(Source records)
[BEGIN]

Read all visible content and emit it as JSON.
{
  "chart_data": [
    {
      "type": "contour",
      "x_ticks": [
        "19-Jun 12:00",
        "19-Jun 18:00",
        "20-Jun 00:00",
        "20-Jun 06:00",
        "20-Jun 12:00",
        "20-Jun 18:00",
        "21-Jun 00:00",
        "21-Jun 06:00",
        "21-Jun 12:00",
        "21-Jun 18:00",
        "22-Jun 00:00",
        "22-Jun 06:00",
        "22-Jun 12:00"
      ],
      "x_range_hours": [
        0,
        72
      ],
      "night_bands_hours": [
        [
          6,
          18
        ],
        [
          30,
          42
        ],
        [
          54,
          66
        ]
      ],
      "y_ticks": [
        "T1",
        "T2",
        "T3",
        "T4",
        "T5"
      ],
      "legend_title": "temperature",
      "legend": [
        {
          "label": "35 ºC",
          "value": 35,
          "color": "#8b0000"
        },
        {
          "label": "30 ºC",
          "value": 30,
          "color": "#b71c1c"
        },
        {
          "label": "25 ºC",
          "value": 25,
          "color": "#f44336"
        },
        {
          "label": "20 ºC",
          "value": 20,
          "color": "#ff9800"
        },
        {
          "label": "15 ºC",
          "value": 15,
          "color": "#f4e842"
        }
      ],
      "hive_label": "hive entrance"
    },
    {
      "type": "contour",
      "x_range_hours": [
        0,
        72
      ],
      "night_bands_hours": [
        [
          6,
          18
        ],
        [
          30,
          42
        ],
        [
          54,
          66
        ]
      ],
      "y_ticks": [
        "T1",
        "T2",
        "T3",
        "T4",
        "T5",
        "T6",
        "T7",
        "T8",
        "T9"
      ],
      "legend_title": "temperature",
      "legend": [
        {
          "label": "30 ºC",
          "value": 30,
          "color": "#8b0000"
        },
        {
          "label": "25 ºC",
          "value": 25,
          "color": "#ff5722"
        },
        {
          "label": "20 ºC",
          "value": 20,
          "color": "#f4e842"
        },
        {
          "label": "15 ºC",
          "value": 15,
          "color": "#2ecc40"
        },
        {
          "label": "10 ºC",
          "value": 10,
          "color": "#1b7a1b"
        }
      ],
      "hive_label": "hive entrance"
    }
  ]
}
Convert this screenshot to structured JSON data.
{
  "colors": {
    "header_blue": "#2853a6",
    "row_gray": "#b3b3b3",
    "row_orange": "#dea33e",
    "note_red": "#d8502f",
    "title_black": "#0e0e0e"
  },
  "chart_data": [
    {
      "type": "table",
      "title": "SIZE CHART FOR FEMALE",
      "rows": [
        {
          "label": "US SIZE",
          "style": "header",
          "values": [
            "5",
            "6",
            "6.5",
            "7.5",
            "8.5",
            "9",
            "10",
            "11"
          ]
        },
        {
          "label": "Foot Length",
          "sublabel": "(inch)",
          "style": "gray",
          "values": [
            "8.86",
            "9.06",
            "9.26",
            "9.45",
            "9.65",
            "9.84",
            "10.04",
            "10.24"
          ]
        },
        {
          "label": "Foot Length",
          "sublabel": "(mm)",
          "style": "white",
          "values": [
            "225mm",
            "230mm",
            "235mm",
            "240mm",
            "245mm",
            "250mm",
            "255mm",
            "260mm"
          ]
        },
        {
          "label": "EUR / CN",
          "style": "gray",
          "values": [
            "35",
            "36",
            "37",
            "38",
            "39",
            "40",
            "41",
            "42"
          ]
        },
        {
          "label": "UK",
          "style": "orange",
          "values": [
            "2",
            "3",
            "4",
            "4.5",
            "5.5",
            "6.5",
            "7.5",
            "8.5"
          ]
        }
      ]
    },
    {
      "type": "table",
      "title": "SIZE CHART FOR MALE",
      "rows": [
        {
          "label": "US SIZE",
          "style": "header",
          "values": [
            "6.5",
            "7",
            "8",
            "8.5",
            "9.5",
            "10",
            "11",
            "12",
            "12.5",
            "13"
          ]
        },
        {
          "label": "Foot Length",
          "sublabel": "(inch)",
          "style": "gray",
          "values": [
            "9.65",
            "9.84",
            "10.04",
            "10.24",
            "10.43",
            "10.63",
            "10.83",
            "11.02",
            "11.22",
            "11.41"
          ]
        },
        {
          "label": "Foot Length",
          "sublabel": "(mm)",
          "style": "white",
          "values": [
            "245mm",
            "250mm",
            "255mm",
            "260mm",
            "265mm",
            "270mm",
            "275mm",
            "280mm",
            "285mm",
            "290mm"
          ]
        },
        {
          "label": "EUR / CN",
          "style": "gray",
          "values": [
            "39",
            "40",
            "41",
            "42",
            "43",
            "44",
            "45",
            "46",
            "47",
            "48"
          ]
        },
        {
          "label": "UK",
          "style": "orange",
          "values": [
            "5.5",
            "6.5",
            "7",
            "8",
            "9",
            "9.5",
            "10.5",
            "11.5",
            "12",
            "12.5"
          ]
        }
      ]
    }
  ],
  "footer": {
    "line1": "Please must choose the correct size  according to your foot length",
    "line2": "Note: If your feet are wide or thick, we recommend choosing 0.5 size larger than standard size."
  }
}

[END]

• STATED GOAL:
Copy every record exactly as presented.

• SOLUTION:
Read all visible content and emit it as JSON.
{
  "chart_data": [
    {
      "type": "contour",
      "x_ticks": [
        "19-Jun 12:00",
        "19-Jun 18:00",
        "20-Jun 00:00",
        "20-Jun 06:00",
        "20-Jun 12:00",
        "20-Jun 18:00",
        "21-Jun 00:00",
        "21-Jun 06:00",
        "21-Jun 12:00",
        "21-Jun 18:00",
        "22-Jun 00:00",
        "22-Jun 06:00",
        "22-Jun 12:00"
      ],
      "x_range_hours": [
        0,
        72
      ],
      "night_bands_hours": [
        [
          6,
          18
        ],
        [
          30,
          42
        ],
        [
          54,
          66
        ]
      ],
      "y_ticks": [
        "T1",
        "T2",
        "T3",
        "T4",
        "T5"
      ],
      "legend_title": "temperature",
      "legend": [
        {
          "label": "35 ºC",
          "value": 35,
          "color": "#8b0000"
        },
        {
          "label": "30 ºC",
          "value": 30,
          "color": "#b71c1c"
        },
        {
          "label": "25 ºC",
          "value": 25,
          "color": "#f44336"
        },
        {
          "label": "20 ºC",
          "value": 20,
          "color": "#ff9800"
        },
        {
          "label": "15 ºC",
          "value": 15,
          "color": "#f4e842"
        }
      ],
      "hive_label": "hive entrance"
    },
    {
      "type": "contour",
      "x_range_hours": [
        0,
        72
      ],
      "night_bands_hours": [
        [
          6,
          18
        ],
        [
          30,
          42
        ],
        [
          54,
          66
        ]
      ],
      "y_ticks": [
        "T1",
        "T2",
        "T3",
        "T4",
        "T5",
        "T6",
        "T7",
        "T8",
        "T9"
      ],
      "legend_title": "temperature",
      "legend": [
        {
          "label": "30 ºC",
          "value": 30,
          "color": "#8b0000"
        },
        {
          "label": "25 ºC",
          "value": 25,
          "color": "#ff5722"
        },
        {
          "label": "20 ºC",
          "value": 20,
          "color": "#f4e842"
        },
        {
          "label": "15 ºC",
          "value": 15,
          "color": "#2ecc40"
        },
        {
          "label": "10 ºC",
          "value": 10,
          "color": "#1b7a1b"
        }
      ],
      "hive_label": "hive entrance"
    }
  ]
}
Convert this screenshot to structured JSON data.
{
  "colors": {
    "header_blue": "#2853a6",
    "row_gray": "#b3b3b3",
    "row_orange": "#dea33e",
    "note_red": "#d8502f",
    "title_black": "#0e0e0e"
  },
  "chart_data": [
    {
      "type": "table",
      "title": "SIZE CHART FOR FEMALE",
      "rows": [
        {
          "label": "US SIZE",
          "style": "header",
          "values": [
            "5",
            "6",
            "6.5",
            "7.5",
            "8.5",
            "9",
            "10",
            "11"
          ]
        },
        {
          "label": "Foot Length",
          "sublabel": "(inch)",
          "style": "gray",
          "values": [
            "8.86",
            "9.06",
            "9.26",
            "9.45",
            "9.65",
            "9.84",
            "10.04",
            "10.24"
          ]
        },
        {
          "label": "Foot Length",
          "sublabel": "(mm)",
          "style": "white",
          "values": [
            "225mm",
            "230mm",
            "235mm",
            "240mm",
            "245mm",
            "250mm",
            "255mm",
            "260mm"
          ]
        },
        {
          "label": "EUR / CN",
          "style": "gray",
          "values": [
            "35",
            "36",
            "37",
            "38",
            "39",
            "40",
            "41",
            "42"
          ]
        },
        {
          "label": "UK",
          "style": "orange",
          "values": [
            "2",
            "3",
            "4",
            "4.5",
            "5.5",
            "6.5",
            "7.5",
            "8.5"
          ]
        }
      ]
    },
    {
      "type": "table",
      "title": "SIZE CHART FOR MALE",
      "rows": [
        {
          "label": "US SIZE",
          "style": "header",
          "values": [
            "6.5",
            "7",
            "8",
            "8.5",
            "9.5",
            "10",
            "11",
            "12",
            "12.5",
            "13"
          ]
        },
        {
          "label": "Foot Length",
          "sublabel": "(inch)",
          "style": "gray",
          "values": [
            "9.65",
            "9.84",
            "10.04",
            "10.24",
            "10.43",
            "10.63",
            "10.83",
            "11.02",
            "11.22",
            "11.41"
          ]
        },
        {
          "label": "Foot Length",
          "sublabel": "(mm)",
          "style": "white",
          "values": [
            "245mm",
            "250mm",
            "255mm",
            "260mm",
            "265mm",
            "270mm",
            "275mm",
            "280mm",
            "285mm",
            "290mm"
          ]
        },
        {
          "label": "EUR / CN",
          "style": "gray",
          "values": [
            "39",
            "40",
            "41",
            "42",
            "43",
            "44",
            "45",
            "46",
            "47",
            "48"
          ]
        },
        {
          "label": "UK",
          "style": "orange",
          "values": [
            "5.5",
            "6.5",
            "7",
            "8",
            "9",
            "9.5",
            "10.5",
            "11.5",
            "12",
            "12.5"
          ]
        }
      ]
    }
  ],
  "footer": {
    "line1": "Please must choose the correct size  according to your foot length",
    "line2": "Note: If your feet are wide or thick, we recommend choosing 0.5 size larger than standard size."
  }
}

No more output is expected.